= DESCRIPTION OF THE TASK =
All records are to be retyped faithfully and completely.

= INPUT MATERIAL =
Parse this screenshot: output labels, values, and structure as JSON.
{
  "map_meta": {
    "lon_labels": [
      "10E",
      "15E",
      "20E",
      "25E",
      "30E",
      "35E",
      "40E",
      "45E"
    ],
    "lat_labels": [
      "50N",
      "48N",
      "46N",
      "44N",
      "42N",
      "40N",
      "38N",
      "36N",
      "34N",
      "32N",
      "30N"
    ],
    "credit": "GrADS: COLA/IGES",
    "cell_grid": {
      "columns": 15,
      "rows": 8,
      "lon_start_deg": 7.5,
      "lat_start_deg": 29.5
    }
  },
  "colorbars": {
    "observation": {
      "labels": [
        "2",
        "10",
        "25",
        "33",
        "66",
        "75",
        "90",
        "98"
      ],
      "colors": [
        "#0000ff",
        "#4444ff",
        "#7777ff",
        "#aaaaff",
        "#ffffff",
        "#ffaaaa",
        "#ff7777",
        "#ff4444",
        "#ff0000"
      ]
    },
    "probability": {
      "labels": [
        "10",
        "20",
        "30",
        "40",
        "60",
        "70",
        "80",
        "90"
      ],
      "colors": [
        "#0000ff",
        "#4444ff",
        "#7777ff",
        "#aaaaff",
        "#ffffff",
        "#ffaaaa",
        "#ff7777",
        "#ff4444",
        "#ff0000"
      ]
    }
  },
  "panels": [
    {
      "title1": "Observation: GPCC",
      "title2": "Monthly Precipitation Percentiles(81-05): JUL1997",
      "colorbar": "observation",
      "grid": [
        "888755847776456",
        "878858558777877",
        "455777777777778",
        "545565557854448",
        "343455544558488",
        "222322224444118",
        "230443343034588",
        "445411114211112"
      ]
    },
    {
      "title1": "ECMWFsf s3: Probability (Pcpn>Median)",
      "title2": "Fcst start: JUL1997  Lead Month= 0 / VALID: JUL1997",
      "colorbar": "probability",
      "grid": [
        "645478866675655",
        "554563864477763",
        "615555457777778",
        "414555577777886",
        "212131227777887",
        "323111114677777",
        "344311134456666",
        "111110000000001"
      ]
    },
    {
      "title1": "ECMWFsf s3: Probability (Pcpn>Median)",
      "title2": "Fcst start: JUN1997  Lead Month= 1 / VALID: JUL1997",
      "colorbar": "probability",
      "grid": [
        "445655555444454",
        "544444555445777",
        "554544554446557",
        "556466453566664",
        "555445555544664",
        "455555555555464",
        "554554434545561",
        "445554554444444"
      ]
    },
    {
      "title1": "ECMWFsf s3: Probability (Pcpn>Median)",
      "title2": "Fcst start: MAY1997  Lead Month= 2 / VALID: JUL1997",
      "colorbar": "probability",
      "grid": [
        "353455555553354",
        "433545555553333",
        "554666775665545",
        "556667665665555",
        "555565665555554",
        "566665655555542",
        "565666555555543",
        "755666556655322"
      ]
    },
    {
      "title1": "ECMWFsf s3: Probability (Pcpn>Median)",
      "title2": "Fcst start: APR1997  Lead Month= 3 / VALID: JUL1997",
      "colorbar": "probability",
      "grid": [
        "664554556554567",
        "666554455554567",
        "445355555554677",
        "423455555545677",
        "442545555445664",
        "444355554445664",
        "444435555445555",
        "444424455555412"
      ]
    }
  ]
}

= OUTPUT BELOW =
Parse this screenshot: output labels, values, and structure as JSON.
{
  "map_meta": {
    "lon_labels": [
      "10E",
      "15E",
      "20E",
      "25E",
      "30E",
      "35E",
      "40E",
      "45E"
    ],
    "lat_labels": [
      "50N",
      "48N",
      "46N",
      "44N",
      "42N",
      "40N",
      "38N",
      "36N",
      "34N",
      "32N",
      "30N"
    ],
    "credit": "GrADS: COLA/IGES",
    "cell_grid": {
      "columns": 15,
      "rows": 8,
      "lon_start_deg": 7.5,
      "lat_start_deg": 29.5
    }
  },
  "colorbars": {
    "observation": {
      "labels": [
        "2",
        "10",
        "25",
        "33",
        "66",
        "75",
        "90",
        "98"
      ],
      "colors": [
        "#0000ff",
        "#4444ff",
        "#7777ff",
        "#aaaaff",
        "#ffffff",
        "#ffaaaa",
        "#ff7777",
        "#ff4444",
        "#ff0000"
      ]
    },
    "probability": {
      "labels": [
        "10",
        "20",
        "30",
        "40",
        "60",
        "70",
        "80",
        "90"
      ],
      "colors": [
        "#0000ff",
        "#4444ff",
        "#7777ff",
        "#aaaaff",
        "#ffffff",
        "#ffaaaa",
        "#ff7777",
        "#ff4444",
        "#ff0000"
      ]
    }
  },
  "panels": [
    {
      "title1": "Observation: GPCC",
      "title2": "Monthly Precipitation Percentiles(81-05): JUL1997",
      "colorbar": "observation",
      "grid": [
        "888755847776456",
        "878858558777877",
        "455777777777778",
        "545565557854448",
        "343455544558488",
        "222322224444118",
        "230443343034588",
        "445411114211112"
      ]
    },
    {
      "title1": "ECMWFsf s3: Probability (Pcpn>Median)",
      "title2": "Fcst start: JUL1997  Lead Month= 0 / VALID: JUL1997",
      "colorbar": "probability",
      "grid": [
        "645478866675655",
        "554563864477763",
        "615555457777778",
        "414555577777886",
        "212131227777887",
        "323111114677777",
        "344311134456666",
        "111110000000001"
      ]
    },
    {
      "title1": "ECMWFsf s3: Probability (Pcpn>Median)",
      "title2": "Fcst start: JUN1997  Lead Month= 1 / VALID: JUL1997",
      "colorbar": "probability",
      "grid": [
        "445655555444454",
        "544444555445777",
        "554544554446557",
        "556466453566664",
        "555445555544664",
        "455555555555464",
        "554554434545561",
        "445554554444444"
      ]
    },
    {
      "title1": "ECMWFsf s3: Probability (Pcpn>Median)",
      "title2": "Fcst start: MAY1997  Lead Month= 2 / VALID: JUL1997",
      "colorbar": "probability",
      "grid": [
        "353455555553354",
        "433545555553333",
        "554666775665545",
        "556667665665555",
        "555565665555554",
        "566665655555542",
        "565666555555543",
        "755666556655322"
      ]
    },
    {
      "title1": "ECMWFsf s3: Probability (Pcpn>Median)",
      "title2": "Fcst start: APR1997  Lead Month= 3 / VALID: JUL1997",
      "colorbar": "probability",
      "grid": [
        "664554556554567",
        "666554455554567",
        "445355555554677",
        "423455555545677",
        "442545555445664",
        "444355554445664",
        "444435555445555",
        "444424455555412"
      ]
    }
  ]
}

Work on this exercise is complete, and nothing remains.